What to do:
Pick out every line in the data below that holds "заказчика".

Records supplied:

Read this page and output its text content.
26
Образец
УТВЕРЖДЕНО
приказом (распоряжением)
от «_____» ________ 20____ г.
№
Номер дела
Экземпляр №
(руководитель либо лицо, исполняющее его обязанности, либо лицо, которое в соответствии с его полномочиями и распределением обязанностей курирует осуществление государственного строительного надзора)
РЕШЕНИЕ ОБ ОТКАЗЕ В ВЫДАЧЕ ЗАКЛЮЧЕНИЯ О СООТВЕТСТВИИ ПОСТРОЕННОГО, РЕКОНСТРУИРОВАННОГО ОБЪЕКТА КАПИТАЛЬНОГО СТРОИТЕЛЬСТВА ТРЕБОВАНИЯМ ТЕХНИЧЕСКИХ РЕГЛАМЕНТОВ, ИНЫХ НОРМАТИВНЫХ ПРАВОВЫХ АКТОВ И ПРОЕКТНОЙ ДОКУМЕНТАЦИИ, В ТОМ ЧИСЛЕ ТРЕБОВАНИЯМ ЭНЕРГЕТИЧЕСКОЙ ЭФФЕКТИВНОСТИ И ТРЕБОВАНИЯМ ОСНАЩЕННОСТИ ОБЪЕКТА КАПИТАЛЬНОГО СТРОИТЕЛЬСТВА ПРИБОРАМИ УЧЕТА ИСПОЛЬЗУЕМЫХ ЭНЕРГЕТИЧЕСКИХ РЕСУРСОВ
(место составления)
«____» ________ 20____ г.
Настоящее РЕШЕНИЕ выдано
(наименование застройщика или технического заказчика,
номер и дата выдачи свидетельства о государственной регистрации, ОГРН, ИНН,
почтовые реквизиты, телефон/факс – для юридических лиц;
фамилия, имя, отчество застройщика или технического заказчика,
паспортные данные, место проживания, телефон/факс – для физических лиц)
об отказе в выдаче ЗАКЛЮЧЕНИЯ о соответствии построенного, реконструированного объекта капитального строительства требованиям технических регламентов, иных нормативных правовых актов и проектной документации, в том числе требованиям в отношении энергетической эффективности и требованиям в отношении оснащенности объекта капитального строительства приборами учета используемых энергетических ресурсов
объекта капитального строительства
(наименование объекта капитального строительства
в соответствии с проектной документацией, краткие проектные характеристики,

The answer:
(наименование застройщика или технического заказчика,
фамилия, имя, отчество застройщика или технического заказчика,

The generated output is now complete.